** Begin Exercise material **
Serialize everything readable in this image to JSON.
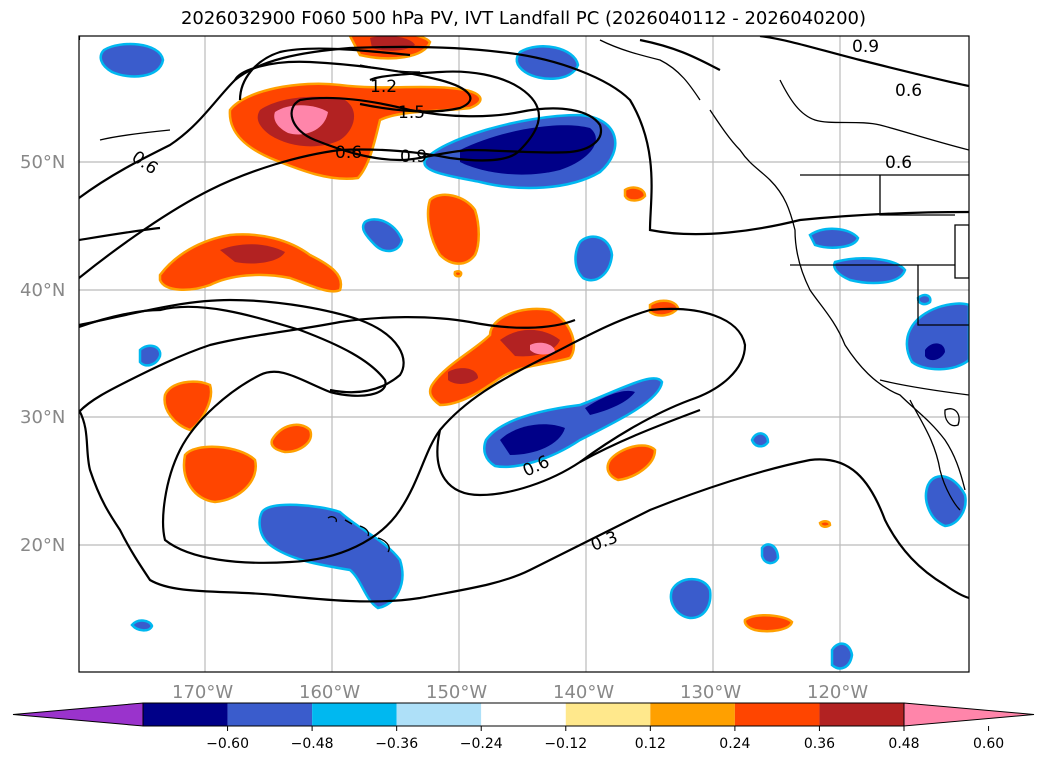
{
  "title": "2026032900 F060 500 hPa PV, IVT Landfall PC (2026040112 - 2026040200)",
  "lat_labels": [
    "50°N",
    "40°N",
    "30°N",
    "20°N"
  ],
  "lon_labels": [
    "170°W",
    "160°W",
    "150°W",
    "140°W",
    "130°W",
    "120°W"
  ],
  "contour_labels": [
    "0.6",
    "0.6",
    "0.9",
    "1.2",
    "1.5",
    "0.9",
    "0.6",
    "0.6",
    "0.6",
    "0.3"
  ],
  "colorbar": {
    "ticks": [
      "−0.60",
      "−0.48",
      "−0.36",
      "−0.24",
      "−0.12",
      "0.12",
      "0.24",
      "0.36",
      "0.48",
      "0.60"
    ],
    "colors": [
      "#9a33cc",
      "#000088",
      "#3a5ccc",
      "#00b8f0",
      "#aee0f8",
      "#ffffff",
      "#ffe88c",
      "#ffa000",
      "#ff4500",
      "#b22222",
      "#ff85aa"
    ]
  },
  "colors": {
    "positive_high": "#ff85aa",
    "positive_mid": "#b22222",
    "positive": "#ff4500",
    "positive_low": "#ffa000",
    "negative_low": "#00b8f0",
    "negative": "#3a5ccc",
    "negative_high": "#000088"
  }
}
** End Exercise material **
(Direction)
Output the material word for word, omitting its pictures.

(Answer in full)
Serialize everything readable in this image to JSON.
{
  "title": "2026032900 F060 500 hPa PV, IVT Landfall PC (2026040112 - 2026040200)",
  "lat_labels": [
    "50°N",
    "40°N",
    "30°N",
    "20°N"
  ],
  "lon_labels": [
    "170°W",
    "160°W",
    "150°W",
    "140°W",
    "130°W",
    "120°W"
  ],
  "contour_labels": [
    "0.6",
    "0.6",
    "0.9",
    "1.2",
    "1.5",
    "0.9",
    "0.6",
    "0.6",
    "0.6",
    "0.3"
  ],
  "colorbar": {
    "ticks": [
      "−0.60",
      "−0.48",
      "−0.36",
      "−0.24",
      "−0.12",
      "0.12",
      "0.24",
      "0.36",
      "0.48",
      "0.60"
    ],
    "colors": [
      "#9a33cc",
      "#000088",
      "#3a5ccc",
      "#00b8f0",
      "#aee0f8",
      "#ffffff",
      "#ffe88c",
      "#ffa000",
      "#ff4500",
      "#b22222",
      "#ff85aa"
    ]
  },
  "colors": {
    "positive_high": "#ff85aa",
    "positive_mid": "#b22222",
    "positive": "#ff4500",
    "positive_low": "#ffa000",
    "negative_low": "#00b8f0",
    "negative": "#3a5ccc",
    "negative_high": "#000088"
  }
}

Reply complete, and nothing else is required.